## Task
Here are some records; return them all exactly.

----

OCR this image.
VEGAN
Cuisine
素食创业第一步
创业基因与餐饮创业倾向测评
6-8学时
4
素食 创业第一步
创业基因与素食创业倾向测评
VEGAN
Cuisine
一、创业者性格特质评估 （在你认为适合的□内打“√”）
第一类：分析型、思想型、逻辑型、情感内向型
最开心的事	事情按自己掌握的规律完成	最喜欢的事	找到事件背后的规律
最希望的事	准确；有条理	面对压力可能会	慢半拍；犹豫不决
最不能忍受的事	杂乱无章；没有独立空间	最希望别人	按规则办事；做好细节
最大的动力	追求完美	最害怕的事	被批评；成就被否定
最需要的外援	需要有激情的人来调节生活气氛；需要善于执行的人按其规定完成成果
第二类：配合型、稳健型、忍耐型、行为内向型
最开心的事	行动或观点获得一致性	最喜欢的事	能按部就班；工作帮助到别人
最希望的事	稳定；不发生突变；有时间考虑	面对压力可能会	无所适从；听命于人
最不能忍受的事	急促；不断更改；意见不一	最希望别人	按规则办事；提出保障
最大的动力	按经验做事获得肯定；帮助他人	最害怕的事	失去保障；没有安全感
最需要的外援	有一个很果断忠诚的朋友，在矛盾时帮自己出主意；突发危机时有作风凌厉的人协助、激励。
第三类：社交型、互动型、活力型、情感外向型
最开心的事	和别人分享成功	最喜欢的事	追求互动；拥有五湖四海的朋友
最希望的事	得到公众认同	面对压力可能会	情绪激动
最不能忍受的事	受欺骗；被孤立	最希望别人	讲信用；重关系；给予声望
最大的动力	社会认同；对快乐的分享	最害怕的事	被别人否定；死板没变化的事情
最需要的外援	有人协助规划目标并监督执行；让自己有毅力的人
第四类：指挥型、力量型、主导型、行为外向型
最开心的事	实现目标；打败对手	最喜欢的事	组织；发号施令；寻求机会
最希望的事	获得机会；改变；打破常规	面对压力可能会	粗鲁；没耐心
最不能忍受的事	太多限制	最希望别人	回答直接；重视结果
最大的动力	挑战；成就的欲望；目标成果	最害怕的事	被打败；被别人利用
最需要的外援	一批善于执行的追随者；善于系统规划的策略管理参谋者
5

----

## Answer below
OCR this image.
VEGAN
Cuisine
素食创业第一步
创业基因与餐饮创业倾向测评
6-8学时
4
素食 创业第一步
创业基因与素食创业倾向测评
VEGAN
Cuisine
一、创业者性格特质评估 （在你认为适合的□内打“√”）
第一类：分析型、思想型、逻辑型、情感内向型
最开心的事	事情按自己掌握的规律完成	最喜欢的事	找到事件背后的规律
最希望的事	准确；有条理	面对压力可能会	慢半拍；犹豫不决
最不能忍受的事	杂乱无章；没有独立空间	最希望别人	按规则办事；做好细节
最大的动力	追求完美	最害怕的事	被批评；成就被否定
最需要的外援	需要有激情的人来调节生活气氛；需要善于执行的人按其规定完成成果
第二类：配合型、稳健型、忍耐型、行为内向型
最开心的事	行动或观点获得一致性	最喜欢的事	能按部就班；工作帮助到别人
最希望的事	稳定；不发生突变；有时间考虑	面对压力可能会	无所适从；听命于人
最不能忍受的事	急促；不断更改；意见不一	最希望别人	按规则办事；提出保障
最大的动力	按经验做事获得肯定；帮助他人	最害怕的事	失去保障；没有安全感
最需要的外援	有一个很果断忠诚的朋友，在矛盾时帮自己出主意；突发危机时有作风凌厉的人协助、激励。
第三类：社交型、互动型、活力型、情感外向型
最开心的事	和别人分享成功	最喜欢的事	追求互动；拥有五湖四海的朋友
最希望的事	得到公众认同	面对压力可能会	情绪激动
最不能忍受的事	受欺骗；被孤立	最希望别人	讲信用；重关系；给予声望
最大的动力	社会认同；对快乐的分享	最害怕的事	被别人否定；死板没变化的事情
最需要的外援	有人协助规划目标并监督执行；让自己有毅力的人
第四类：指挥型、力量型、主导型、行为外向型
最开心的事	实现目标；打败对手	最喜欢的事	组织；发号施令；寻求机会
最希望的事	获得机会；改变；打破常规	面对压力可能会	粗鲁；没耐心
最不能忍受的事	太多限制	最希望别人	回答直接；重视结果
最大的动力	挑战；成就的欲望；目标成果	最害怕的事	被打败；被别人利用
最需要的外援	一批善于执行的追随者；善于系统规划的策略管理参谋者
5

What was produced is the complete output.